BEGIN Data extract

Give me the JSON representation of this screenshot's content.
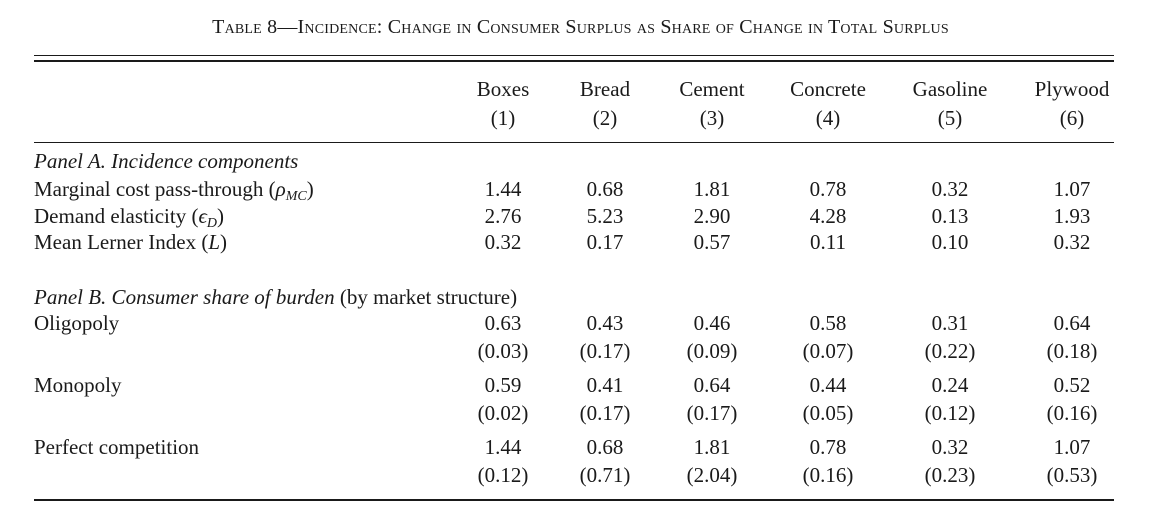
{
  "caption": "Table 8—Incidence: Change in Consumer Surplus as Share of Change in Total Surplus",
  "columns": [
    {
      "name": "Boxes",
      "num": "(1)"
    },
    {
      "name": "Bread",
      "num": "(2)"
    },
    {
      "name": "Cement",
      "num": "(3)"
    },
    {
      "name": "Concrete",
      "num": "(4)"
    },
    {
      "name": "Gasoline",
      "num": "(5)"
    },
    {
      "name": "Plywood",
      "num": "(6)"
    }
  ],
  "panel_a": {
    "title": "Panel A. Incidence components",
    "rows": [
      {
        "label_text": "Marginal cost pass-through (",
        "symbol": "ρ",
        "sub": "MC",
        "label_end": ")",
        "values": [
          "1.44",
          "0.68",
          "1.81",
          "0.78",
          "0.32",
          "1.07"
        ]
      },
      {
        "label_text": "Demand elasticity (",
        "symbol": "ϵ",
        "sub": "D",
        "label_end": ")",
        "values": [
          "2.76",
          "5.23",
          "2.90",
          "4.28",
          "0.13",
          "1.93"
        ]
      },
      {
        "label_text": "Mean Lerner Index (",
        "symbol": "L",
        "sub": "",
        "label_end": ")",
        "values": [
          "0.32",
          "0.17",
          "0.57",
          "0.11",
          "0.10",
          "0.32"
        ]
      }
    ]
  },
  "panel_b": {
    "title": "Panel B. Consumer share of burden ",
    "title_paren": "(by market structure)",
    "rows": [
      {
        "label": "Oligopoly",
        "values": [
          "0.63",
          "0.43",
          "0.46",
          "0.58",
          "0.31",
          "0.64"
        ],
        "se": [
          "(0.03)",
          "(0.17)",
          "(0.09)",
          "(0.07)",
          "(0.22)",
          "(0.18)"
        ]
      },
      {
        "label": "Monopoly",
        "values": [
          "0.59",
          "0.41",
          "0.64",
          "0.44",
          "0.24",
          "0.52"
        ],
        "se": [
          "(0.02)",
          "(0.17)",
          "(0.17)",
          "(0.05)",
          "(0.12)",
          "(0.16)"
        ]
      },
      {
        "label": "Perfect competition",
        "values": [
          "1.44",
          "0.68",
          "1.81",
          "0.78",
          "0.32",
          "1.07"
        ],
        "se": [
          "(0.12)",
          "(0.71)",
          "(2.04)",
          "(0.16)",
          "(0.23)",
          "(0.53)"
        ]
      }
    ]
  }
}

END Data extract

• Instructions to follow
Filter the entries above down to the lines containing the word "Consumer".

• Solution below
  "caption": "Table 8—Incidence: Change in Consumer Surplus as Share of Change in Total Surplus",
    "title": "Panel B. Consumer share of burden ",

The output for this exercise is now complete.